What you have to do
Report how many lines below contain the word "période". Give only the number.

Stored data entries

────────

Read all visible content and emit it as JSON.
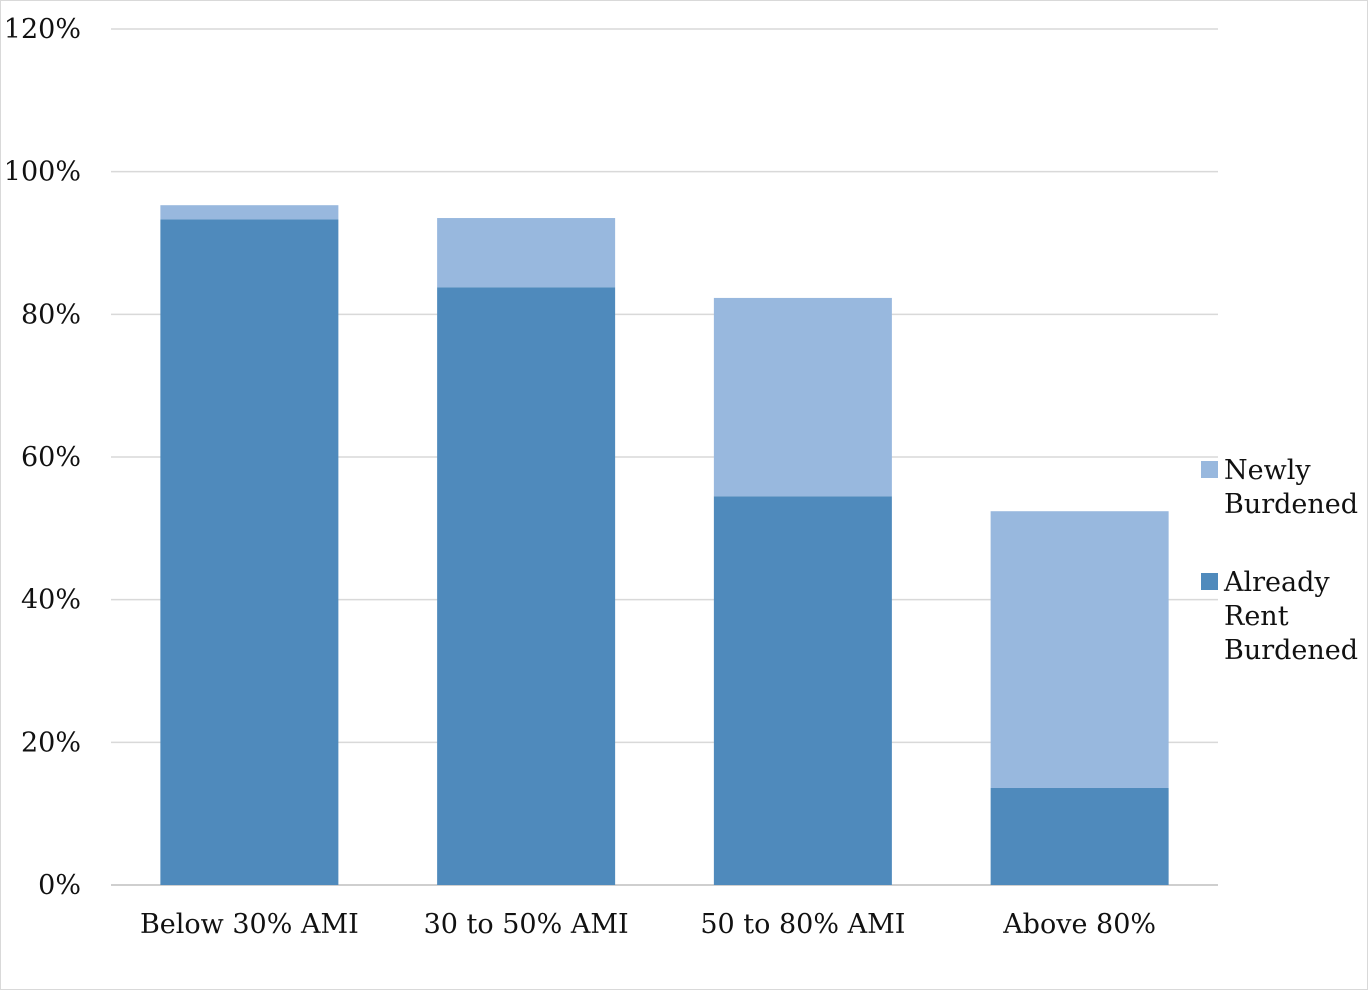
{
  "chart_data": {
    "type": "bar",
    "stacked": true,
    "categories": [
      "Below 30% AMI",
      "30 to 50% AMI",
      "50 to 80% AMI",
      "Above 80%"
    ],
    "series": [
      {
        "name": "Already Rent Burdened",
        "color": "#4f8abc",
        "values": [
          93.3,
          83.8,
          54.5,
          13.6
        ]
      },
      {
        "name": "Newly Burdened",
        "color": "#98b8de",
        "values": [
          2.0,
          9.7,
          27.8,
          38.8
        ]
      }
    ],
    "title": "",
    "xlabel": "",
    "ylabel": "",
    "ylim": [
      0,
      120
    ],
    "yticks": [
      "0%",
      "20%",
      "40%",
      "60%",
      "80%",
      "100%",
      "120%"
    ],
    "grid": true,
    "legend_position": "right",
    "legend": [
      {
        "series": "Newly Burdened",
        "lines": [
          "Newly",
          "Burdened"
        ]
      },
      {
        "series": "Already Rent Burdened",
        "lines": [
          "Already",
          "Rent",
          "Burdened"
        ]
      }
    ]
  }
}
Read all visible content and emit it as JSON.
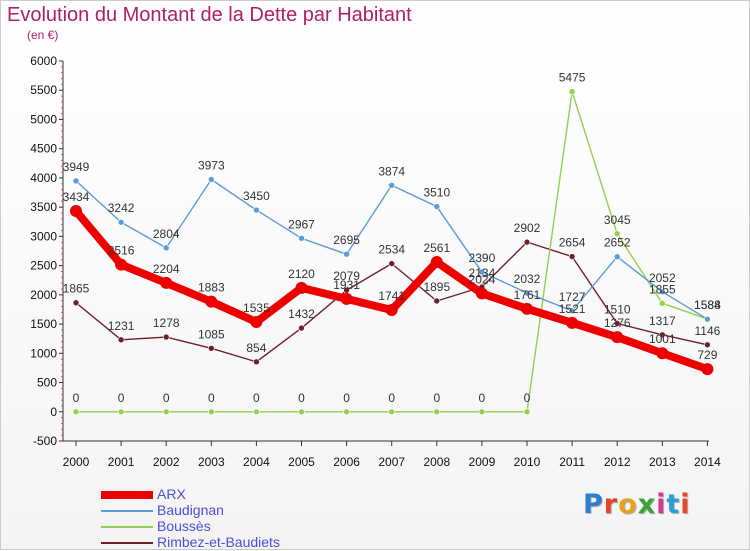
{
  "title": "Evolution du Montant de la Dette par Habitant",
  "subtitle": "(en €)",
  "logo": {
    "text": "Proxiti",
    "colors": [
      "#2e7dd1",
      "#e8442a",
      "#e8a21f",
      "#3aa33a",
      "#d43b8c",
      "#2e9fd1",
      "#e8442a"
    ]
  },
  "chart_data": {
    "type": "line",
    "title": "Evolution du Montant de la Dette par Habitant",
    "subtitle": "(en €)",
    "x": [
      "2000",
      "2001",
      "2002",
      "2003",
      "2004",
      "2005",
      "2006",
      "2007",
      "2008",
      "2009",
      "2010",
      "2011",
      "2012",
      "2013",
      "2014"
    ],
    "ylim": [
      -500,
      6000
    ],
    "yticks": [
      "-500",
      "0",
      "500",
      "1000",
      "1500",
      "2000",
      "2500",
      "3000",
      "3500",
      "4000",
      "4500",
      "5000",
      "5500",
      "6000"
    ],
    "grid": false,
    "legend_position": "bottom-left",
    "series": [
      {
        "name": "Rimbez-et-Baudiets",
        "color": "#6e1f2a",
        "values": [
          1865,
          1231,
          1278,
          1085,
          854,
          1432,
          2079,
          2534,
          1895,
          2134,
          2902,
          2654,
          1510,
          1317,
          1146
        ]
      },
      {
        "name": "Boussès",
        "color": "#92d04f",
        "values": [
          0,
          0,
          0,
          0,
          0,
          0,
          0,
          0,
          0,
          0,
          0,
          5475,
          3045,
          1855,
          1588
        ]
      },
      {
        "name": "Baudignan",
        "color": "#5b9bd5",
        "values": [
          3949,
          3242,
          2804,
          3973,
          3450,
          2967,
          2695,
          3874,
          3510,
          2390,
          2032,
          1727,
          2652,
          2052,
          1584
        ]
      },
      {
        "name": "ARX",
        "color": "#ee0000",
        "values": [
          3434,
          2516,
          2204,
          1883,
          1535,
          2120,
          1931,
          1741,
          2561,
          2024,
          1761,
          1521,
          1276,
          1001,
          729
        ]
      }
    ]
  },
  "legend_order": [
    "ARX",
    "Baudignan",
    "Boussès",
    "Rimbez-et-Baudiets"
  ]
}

────────

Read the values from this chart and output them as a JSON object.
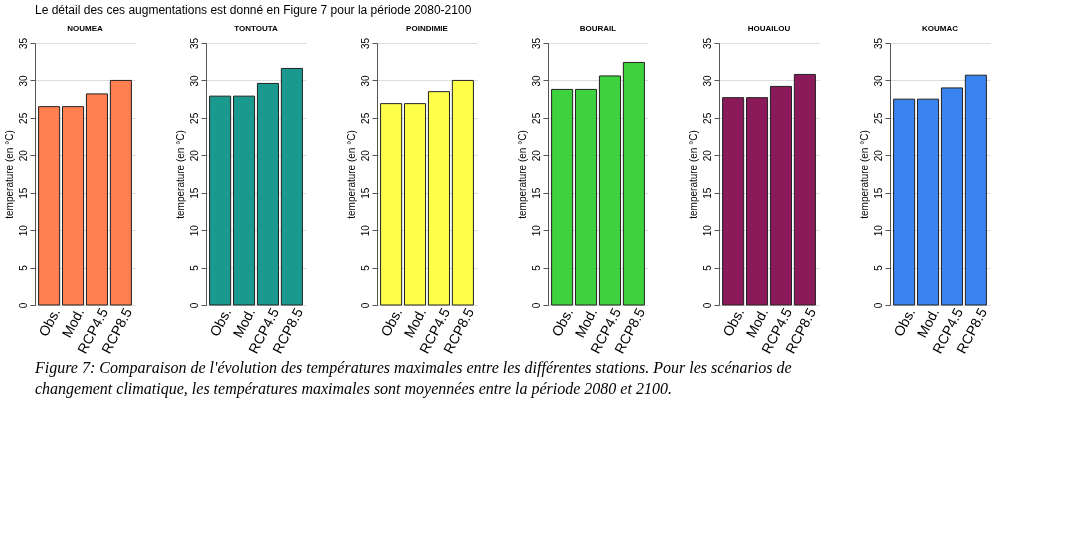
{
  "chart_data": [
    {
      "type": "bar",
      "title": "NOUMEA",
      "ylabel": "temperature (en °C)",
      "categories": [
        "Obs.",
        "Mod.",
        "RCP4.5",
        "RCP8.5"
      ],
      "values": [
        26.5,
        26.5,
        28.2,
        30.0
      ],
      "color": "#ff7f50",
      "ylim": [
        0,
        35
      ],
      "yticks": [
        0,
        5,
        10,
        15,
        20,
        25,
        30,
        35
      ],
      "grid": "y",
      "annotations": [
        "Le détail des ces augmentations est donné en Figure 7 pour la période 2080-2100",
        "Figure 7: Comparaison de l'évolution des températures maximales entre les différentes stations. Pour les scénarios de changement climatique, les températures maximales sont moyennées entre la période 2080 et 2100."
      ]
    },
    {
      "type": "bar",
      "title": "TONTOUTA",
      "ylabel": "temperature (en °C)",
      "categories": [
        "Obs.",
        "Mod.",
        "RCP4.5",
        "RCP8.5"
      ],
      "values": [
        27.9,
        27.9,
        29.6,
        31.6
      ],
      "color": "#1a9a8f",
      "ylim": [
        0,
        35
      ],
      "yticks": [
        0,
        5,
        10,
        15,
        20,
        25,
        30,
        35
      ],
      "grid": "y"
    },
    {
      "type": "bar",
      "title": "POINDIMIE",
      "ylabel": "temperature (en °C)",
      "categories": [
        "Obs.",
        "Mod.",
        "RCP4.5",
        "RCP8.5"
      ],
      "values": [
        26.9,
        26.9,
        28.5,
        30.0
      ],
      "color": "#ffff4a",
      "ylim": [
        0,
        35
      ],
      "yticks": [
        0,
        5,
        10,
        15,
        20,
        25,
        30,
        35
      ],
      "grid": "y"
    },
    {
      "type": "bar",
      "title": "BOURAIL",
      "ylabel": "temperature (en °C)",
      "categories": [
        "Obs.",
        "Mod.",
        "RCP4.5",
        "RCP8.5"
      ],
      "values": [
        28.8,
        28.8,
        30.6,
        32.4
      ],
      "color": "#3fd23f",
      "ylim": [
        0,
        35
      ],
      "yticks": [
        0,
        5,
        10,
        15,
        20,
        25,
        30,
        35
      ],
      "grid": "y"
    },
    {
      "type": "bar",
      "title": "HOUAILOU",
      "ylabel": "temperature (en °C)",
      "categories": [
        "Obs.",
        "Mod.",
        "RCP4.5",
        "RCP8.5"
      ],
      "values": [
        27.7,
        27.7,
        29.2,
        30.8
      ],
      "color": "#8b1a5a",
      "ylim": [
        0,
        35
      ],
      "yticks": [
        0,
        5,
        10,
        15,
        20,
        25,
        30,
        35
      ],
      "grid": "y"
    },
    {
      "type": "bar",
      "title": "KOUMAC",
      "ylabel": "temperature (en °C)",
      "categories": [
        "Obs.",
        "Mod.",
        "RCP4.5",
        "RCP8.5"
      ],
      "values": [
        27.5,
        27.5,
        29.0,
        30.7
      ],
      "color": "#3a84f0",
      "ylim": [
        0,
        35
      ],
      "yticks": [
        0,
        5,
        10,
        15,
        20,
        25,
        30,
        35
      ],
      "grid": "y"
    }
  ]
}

────────

Expected answer
2